[START RAW DATA]

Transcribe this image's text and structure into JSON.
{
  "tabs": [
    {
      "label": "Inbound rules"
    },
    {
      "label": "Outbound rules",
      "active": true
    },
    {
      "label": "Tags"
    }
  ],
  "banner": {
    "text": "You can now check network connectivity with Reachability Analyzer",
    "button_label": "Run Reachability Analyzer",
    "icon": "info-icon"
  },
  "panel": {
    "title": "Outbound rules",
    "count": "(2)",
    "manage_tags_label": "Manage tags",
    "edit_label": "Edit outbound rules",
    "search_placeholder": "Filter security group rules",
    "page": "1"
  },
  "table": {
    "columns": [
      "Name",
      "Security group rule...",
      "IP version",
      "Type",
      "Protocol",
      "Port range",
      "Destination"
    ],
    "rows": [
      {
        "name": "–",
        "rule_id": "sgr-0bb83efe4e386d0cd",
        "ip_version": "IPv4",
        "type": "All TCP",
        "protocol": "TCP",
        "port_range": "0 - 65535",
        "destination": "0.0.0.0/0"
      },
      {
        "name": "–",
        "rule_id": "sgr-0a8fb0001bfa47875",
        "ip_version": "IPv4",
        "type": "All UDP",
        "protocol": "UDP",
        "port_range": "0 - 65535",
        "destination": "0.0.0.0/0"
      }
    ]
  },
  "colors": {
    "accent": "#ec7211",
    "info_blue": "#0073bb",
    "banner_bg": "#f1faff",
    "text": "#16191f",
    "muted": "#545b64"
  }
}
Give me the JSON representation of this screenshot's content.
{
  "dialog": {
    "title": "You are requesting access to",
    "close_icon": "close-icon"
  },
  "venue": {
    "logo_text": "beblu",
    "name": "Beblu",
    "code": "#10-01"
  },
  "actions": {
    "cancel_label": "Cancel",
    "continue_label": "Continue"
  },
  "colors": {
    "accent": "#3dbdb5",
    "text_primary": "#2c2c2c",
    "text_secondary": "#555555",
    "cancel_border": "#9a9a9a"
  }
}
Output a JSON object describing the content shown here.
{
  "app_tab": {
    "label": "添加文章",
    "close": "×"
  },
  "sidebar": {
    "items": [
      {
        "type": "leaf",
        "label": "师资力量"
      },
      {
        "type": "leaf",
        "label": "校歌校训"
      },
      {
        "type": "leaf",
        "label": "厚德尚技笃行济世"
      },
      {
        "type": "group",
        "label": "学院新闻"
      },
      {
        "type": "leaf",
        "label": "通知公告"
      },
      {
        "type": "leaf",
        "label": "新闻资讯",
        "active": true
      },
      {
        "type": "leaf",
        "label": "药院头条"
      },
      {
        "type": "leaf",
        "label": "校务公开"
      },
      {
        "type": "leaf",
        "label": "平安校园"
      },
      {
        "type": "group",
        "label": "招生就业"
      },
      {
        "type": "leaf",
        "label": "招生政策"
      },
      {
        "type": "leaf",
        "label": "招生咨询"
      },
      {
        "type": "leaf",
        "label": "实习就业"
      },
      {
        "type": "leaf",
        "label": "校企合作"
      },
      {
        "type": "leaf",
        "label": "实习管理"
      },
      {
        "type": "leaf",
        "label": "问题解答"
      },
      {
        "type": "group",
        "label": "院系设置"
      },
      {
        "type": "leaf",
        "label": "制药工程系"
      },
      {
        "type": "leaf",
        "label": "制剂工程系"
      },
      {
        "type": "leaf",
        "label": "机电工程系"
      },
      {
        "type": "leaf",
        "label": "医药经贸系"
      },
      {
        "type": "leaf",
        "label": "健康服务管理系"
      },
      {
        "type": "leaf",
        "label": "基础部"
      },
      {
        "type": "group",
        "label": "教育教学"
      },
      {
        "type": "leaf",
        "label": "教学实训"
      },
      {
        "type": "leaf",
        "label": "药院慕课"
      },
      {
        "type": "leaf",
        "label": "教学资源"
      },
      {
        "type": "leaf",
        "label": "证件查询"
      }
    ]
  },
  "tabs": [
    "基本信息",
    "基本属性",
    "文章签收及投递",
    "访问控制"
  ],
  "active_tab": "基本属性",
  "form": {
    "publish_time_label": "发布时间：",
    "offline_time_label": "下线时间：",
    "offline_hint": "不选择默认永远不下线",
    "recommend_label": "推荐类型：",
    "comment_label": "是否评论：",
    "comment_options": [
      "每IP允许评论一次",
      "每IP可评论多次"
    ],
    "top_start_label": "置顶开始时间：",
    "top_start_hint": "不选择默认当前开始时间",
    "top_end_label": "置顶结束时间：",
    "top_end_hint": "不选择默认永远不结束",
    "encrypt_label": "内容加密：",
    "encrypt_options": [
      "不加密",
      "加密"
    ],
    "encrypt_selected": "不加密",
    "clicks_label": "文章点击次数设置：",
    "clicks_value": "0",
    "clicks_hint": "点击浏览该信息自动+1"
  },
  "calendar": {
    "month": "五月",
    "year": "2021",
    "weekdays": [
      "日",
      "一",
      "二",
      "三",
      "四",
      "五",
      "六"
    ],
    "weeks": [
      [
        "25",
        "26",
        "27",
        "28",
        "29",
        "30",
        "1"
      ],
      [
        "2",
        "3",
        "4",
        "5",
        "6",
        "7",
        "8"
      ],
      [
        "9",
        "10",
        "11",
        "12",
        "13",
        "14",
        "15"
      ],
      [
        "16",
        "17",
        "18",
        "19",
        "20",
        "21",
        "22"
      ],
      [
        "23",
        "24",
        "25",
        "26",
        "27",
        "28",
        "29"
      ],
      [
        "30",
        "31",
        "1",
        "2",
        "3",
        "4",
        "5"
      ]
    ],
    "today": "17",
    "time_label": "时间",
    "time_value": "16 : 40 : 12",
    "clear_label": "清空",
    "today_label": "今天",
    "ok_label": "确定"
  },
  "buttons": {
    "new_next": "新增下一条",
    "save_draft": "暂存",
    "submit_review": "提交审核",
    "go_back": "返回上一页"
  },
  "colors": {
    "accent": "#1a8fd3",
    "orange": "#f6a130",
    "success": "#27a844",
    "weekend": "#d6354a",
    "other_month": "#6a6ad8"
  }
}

[END RAW DATA]

■ WORK TO DO ■
Identify every line holding the word "rules" and copy it out.

■ RESPONSE ■
      "label": "Inbound rules"
      "label": "Outbound rules",
    "title": "Outbound rules",
    "edit_label": "Edit outbound rules",
    "search_placeholder": "Filter security group rules",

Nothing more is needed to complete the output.